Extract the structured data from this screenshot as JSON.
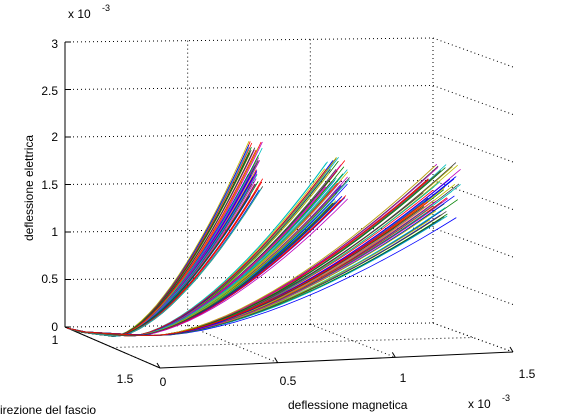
{
  "chart_data": {
    "type": "line",
    "view": "3d",
    "title": "",
    "xlabel": "deflessione magnetica",
    "ylabel": "irezione del fascio",
    "zlabel": "deflessione elettrica",
    "x_multiplier": "x 10",
    "x_multiplier_exponent": "-3",
    "z_multiplier": "x 10",
    "z_multiplier_exponent": "-3",
    "xticks": [
      "0",
      "0.5",
      "1",
      "1.5"
    ],
    "yticks": [
      "1",
      "1.5"
    ],
    "zticks": [
      "0",
      "0.5",
      "1",
      "1.5",
      "2",
      "2.5",
      "3"
    ],
    "xlim": [
      0,
      1.5
    ],
    "zlim": [
      0,
      3
    ],
    "grid": true,
    "legend": "none",
    "note": "dense bundle of many colored trajectories forming three fans",
    "bundles": [
      {
        "end_deflessione_magnetica": 0.55,
        "end_deflessione_elettrica_range": [
          1.6,
          2.2
        ]
      },
      {
        "end_deflessione_magnetica": 0.9,
        "end_deflessione_elettrica_range": [
          1.5,
          2.0
        ]
      },
      {
        "end_deflessione_magnetica": 1.35,
        "end_deflessione_elettrica_range": [
          1.3,
          1.9
        ]
      }
    ],
    "colors": [
      "#0000ff",
      "#008000",
      "#ff0000",
      "#00bfbf",
      "#bf00bf",
      "#bfbf00",
      "#404040"
    ]
  }
}
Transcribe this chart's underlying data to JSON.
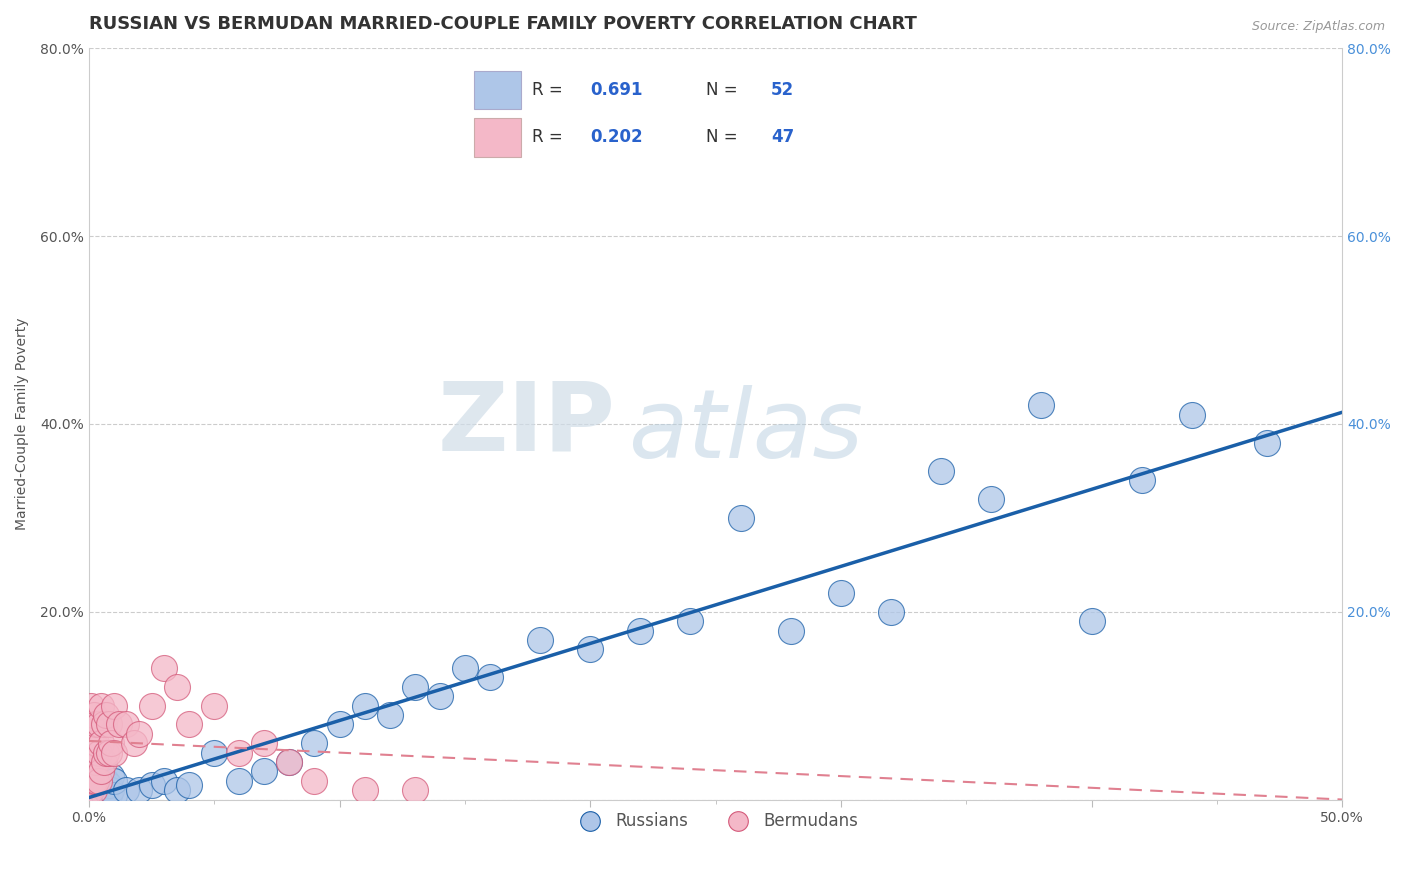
{
  "title": "RUSSIAN VS BERMUDAN MARRIED-COUPLE FAMILY POVERTY CORRELATION CHART",
  "source": "Source: ZipAtlas.com",
  "ylabel": "Married-Couple Family Poverty",
  "xlim": [
    0.0,
    0.5
  ],
  "ylim": [
    0.0,
    0.8
  ],
  "russian_R": 0.691,
  "russian_N": 52,
  "bermudan_R": 0.202,
  "bermudan_N": 47,
  "russian_color": "#aec6e8",
  "russian_line_color": "#1a5fa8",
  "bermudan_color": "#f4b8c8",
  "bermudan_line_color": "#d45a7a",
  "background_color": "#ffffff",
  "watermark_zip": "ZIP",
  "watermark_atlas": "atlas",
  "legend_val_color": "#2962cc",
  "legend_N_color": "#e8392a",
  "title_fontsize": 13,
  "axis_label_fontsize": 10,
  "tick_fontsize": 10,
  "russian_x": [
    0.001,
    0.002,
    0.002,
    0.003,
    0.003,
    0.004,
    0.004,
    0.005,
    0.005,
    0.006,
    0.006,
    0.007,
    0.007,
    0.008,
    0.008,
    0.009,
    0.009,
    0.01,
    0.01,
    0.015,
    0.02,
    0.025,
    0.03,
    0.035,
    0.04,
    0.05,
    0.06,
    0.07,
    0.08,
    0.09,
    0.1,
    0.11,
    0.12,
    0.13,
    0.14,
    0.15,
    0.16,
    0.18,
    0.2,
    0.22,
    0.24,
    0.26,
    0.28,
    0.3,
    0.32,
    0.34,
    0.36,
    0.38,
    0.4,
    0.42,
    0.44,
    0.47
  ],
  "russian_y": [
    0.01,
    0.005,
    0.02,
    0.01,
    0.03,
    0.005,
    0.015,
    0.01,
    0.02,
    0.005,
    0.015,
    0.01,
    0.02,
    0.005,
    0.015,
    0.01,
    0.025,
    0.005,
    0.02,
    0.01,
    0.01,
    0.015,
    0.02,
    0.01,
    0.015,
    0.05,
    0.02,
    0.03,
    0.04,
    0.06,
    0.08,
    0.1,
    0.09,
    0.12,
    0.11,
    0.14,
    0.13,
    0.17,
    0.16,
    0.18,
    0.19,
    0.3,
    0.18,
    0.22,
    0.2,
    0.35,
    0.32,
    0.42,
    0.19,
    0.34,
    0.41,
    0.38
  ],
  "bermudan_x": [
    0.001,
    0.001,
    0.001,
    0.001,
    0.001,
    0.001,
    0.001,
    0.001,
    0.002,
    0.002,
    0.002,
    0.002,
    0.002,
    0.003,
    0.003,
    0.003,
    0.003,
    0.004,
    0.004,
    0.004,
    0.005,
    0.005,
    0.005,
    0.006,
    0.006,
    0.007,
    0.007,
    0.008,
    0.008,
    0.009,
    0.01,
    0.01,
    0.012,
    0.015,
    0.018,
    0.02,
    0.025,
    0.03,
    0.035,
    0.04,
    0.05,
    0.06,
    0.07,
    0.08,
    0.09,
    0.11,
    0.13
  ],
  "bermudan_y": [
    0.01,
    0.02,
    0.03,
    0.04,
    0.05,
    0.06,
    0.08,
    0.1,
    0.01,
    0.02,
    0.04,
    0.06,
    0.09,
    0.02,
    0.04,
    0.06,
    0.08,
    0.02,
    0.05,
    0.08,
    0.03,
    0.06,
    0.1,
    0.04,
    0.08,
    0.05,
    0.09,
    0.05,
    0.08,
    0.06,
    0.05,
    0.1,
    0.08,
    0.08,
    0.06,
    0.07,
    0.1,
    0.14,
    0.12,
    0.08,
    0.1,
    0.05,
    0.06,
    0.04,
    0.02,
    0.01,
    0.01
  ]
}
....
Task description
Reproduce the records above exactly, leaving out every picture they contain.

Response
Extract the structured data from this screenshot as JSON.
{
  "chart_data": {
    "type": "line",
    "view": "3d",
    "title": "",
    "xlabel": "deflessione magnetica",
    "ylabel": "irezione del fascio",
    "zlabel": "deflessione elettrica",
    "x_multiplier": "x 10",
    "x_multiplier_exponent": "-3",
    "z_multiplier": "x 10",
    "z_multiplier_exponent": "-3",
    "xticks": [
      "0",
      "0.5",
      "1",
      "1.5"
    ],
    "yticks": [
      "1",
      "1.5"
    ],
    "zticks": [
      "0",
      "0.5",
      "1",
      "1.5",
      "2",
      "2.5",
      "3"
    ],
    "xlim": [
      0,
      1.5
    ],
    "zlim": [
      0,
      3
    ],
    "grid": true,
    "legend": "none",
    "note": "dense bundle of many colored trajectories forming three fans",
    "bundles": [
      {
        "end_deflessione_magnetica": 0.55,
        "end_deflessione_elettrica_range": [
          1.6,
          2.2
        ]
      },
      {
        "end_deflessione_magnetica": 0.9,
        "end_deflessione_elettrica_range": [
          1.5,
          2.0
        ]
      },
      {
        "end_deflessione_magnetica": 1.35,
        "end_deflessione_elettrica_range": [
          1.3,
          1.9
        ]
      }
    ],
    "colors": [
      "#0000ff",
      "#008000",
      "#ff0000",
      "#00bfbf",
      "#bf00bf",
      "#bfbf00",
      "#404040"
    ]
  }
}
Transcribe this chart's underlying data to JSON.
{
  "title": "RUSSIAN VS BERMUDAN MARRIED-COUPLE FAMILY POVERTY CORRELATION CHART",
  "source": "Source: ZipAtlas.com",
  "ylabel": "Married-Couple Family Poverty",
  "xlim": [
    0.0,
    0.5
  ],
  "ylim": [
    0.0,
    0.8
  ],
  "russian_R": 0.691,
  "russian_N": 52,
  "bermudan_R": 0.202,
  "bermudan_N": 47,
  "russian_color": "#aec6e8",
  "russian_line_color": "#1a5fa8",
  "bermudan_color": "#f4b8c8",
  "bermudan_line_color": "#d45a7a",
  "background_color": "#ffffff",
  "watermark_zip": "ZIP",
  "watermark_atlas": "atlas",
  "legend_val_color": "#2962cc",
  "legend_N_color": "#e8392a",
  "title_fontsize": 13,
  "axis_label_fontsize": 10,
  "tick_fontsize": 10,
  "russian_x": [
    0.001,
    0.002,
    0.002,
    0.003,
    0.003,
    0.004,
    0.004,
    0.005,
    0.005,
    0.006,
    0.006,
    0.007,
    0.007,
    0.008,
    0.008,
    0.009,
    0.009,
    0.01,
    0.01,
    0.015,
    0.02,
    0.025,
    0.03,
    0.035,
    0.04,
    0.05,
    0.06,
    0.07,
    0.08,
    0.09,
    0.1,
    0.11,
    0.12,
    0.13,
    0.14,
    0.15,
    0.16,
    0.18,
    0.2,
    0.22,
    0.24,
    0.26,
    0.28,
    0.3,
    0.32,
    0.34,
    0.36,
    0.38,
    0.4,
    0.42,
    0.44,
    0.47
  ],
  "russian_y": [
    0.01,
    0.005,
    0.02,
    0.01,
    0.03,
    0.005,
    0.015,
    0.01,
    0.02,
    0.005,
    0.015,
    0.01,
    0.02,
    0.005,
    0.015,
    0.01,
    0.025,
    0.005,
    0.02,
    0.01,
    0.01,
    0.015,
    0.02,
    0.01,
    0.015,
    0.05,
    0.02,
    0.03,
    0.04,
    0.06,
    0.08,
    0.1,
    0.09,
    0.12,
    0.11,
    0.14,
    0.13,
    0.17,
    0.16,
    0.18,
    0.19,
    0.3,
    0.18,
    0.22,
    0.2,
    0.35,
    0.32,
    0.42,
    0.19,
    0.34,
    0.41,
    0.38
  ],
  "bermudan_x": [
    0.001,
    0.001,
    0.001,
    0.001,
    0.001,
    0.001,
    0.001,
    0.001,
    0.002,
    0.002,
    0.002,
    0.002,
    0.002,
    0.003,
    0.003,
    0.003,
    0.003,
    0.004,
    0.004,
    0.004,
    0.005,
    0.005,
    0.005,
    0.006,
    0.006,
    0.007,
    0.007,
    0.008,
    0.008,
    0.009,
    0.01,
    0.01,
    0.012,
    0.015,
    0.018,
    0.02,
    0.025,
    0.03,
    0.035,
    0.04,
    0.05,
    0.06,
    0.07,
    0.08,
    0.09,
    0.11,
    0.13
  ],
  "bermudan_y": [
    0.01,
    0.02,
    0.03,
    0.04,
    0.05,
    0.06,
    0.08,
    0.1,
    0.01,
    0.02,
    0.04,
    0.06,
    0.09,
    0.02,
    0.04,
    0.06,
    0.08,
    0.02,
    0.05,
    0.08,
    0.03,
    0.06,
    0.1,
    0.04,
    0.08,
    0.05,
    0.09,
    0.05,
    0.08,
    0.06,
    0.05,
    0.1,
    0.08,
    0.08,
    0.06,
    0.07,
    0.1,
    0.14,
    0.12,
    0.08,
    0.1,
    0.05,
    0.06,
    0.04,
    0.02,
    0.01,
    0.01
  ]
}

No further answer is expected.